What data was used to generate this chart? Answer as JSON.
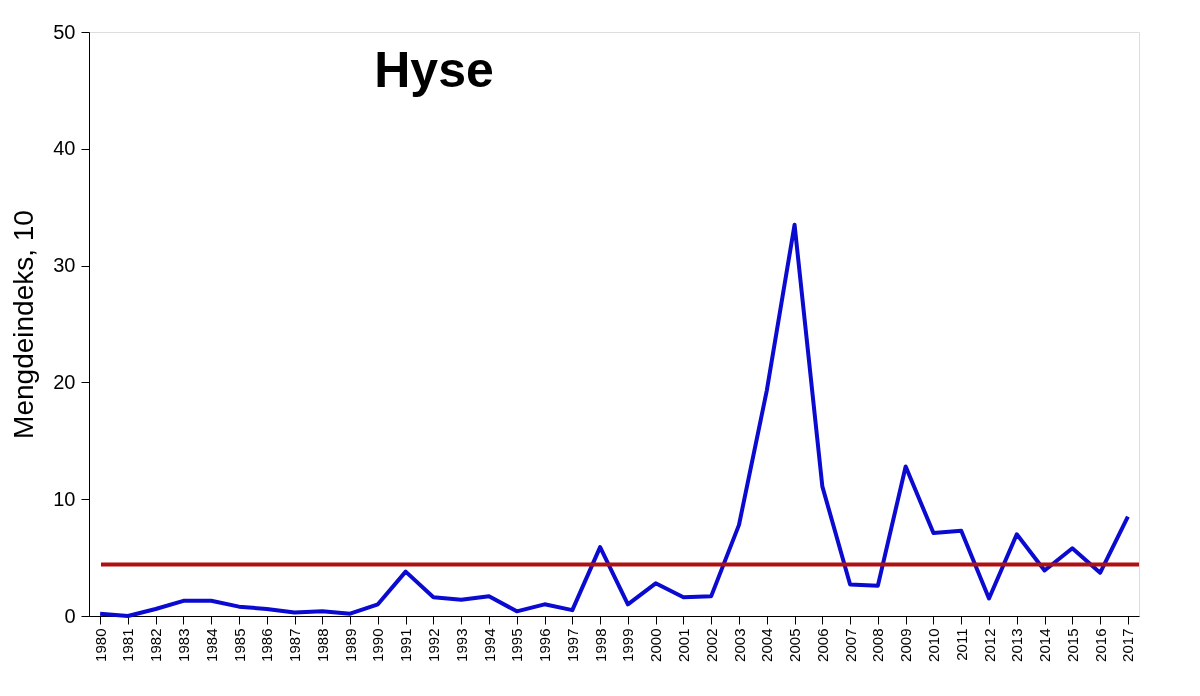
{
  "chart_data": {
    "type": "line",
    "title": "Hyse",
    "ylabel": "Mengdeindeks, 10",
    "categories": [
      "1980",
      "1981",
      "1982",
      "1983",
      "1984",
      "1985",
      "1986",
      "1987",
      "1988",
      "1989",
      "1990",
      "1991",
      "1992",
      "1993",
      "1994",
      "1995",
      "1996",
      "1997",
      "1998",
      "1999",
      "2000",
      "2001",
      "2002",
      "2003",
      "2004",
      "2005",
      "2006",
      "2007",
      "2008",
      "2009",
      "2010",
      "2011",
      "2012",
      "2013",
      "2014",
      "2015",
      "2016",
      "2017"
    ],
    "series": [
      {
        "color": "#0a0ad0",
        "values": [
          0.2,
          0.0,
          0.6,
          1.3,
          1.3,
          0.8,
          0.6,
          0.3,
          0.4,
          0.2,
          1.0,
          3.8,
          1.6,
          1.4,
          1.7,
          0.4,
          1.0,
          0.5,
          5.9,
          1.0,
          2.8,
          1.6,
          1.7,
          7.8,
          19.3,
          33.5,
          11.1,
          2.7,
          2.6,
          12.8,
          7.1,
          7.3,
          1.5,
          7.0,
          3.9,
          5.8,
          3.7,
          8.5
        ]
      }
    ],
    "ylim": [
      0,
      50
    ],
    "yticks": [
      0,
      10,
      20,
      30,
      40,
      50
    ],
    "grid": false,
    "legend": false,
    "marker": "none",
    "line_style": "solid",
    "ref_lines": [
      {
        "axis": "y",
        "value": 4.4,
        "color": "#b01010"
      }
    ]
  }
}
··········
Strip out the pictures and quote the remaining data word for word.

What data was used to generate this chart? Answer as JSON.
{
  "chart_data": {
    "type": "line",
    "title": "Hyse",
    "ylabel": "Mengdeindeks, 10",
    "categories": [
      "1980",
      "1981",
      "1982",
      "1983",
      "1984",
      "1985",
      "1986",
      "1987",
      "1988",
      "1989",
      "1990",
      "1991",
      "1992",
      "1993",
      "1994",
      "1995",
      "1996",
      "1997",
      "1998",
      "1999",
      "2000",
      "2001",
      "2002",
      "2003",
      "2004",
      "2005",
      "2006",
      "2007",
      "2008",
      "2009",
      "2010",
      "2011",
      "2012",
      "2013",
      "2014",
      "2015",
      "2016",
      "2017"
    ],
    "series": [
      {
        "color": "#0a0ad0",
        "values": [
          0.2,
          0.0,
          0.6,
          1.3,
          1.3,
          0.8,
          0.6,
          0.3,
          0.4,
          0.2,
          1.0,
          3.8,
          1.6,
          1.4,
          1.7,
          0.4,
          1.0,
          0.5,
          5.9,
          1.0,
          2.8,
          1.6,
          1.7,
          7.8,
          19.3,
          33.5,
          11.1,
          2.7,
          2.6,
          12.8,
          7.1,
          7.3,
          1.5,
          7.0,
          3.9,
          5.8,
          3.7,
          8.5
        ]
      }
    ],
    "ylim": [
      0,
      50
    ],
    "yticks": [
      0,
      10,
      20,
      30,
      40,
      50
    ],
    "grid": false,
    "legend": false,
    "marker": "none",
    "line_style": "solid",
    "ref_lines": [
      {
        "axis": "y",
        "value": 4.4,
        "color": "#b01010"
      }
    ]
  }
}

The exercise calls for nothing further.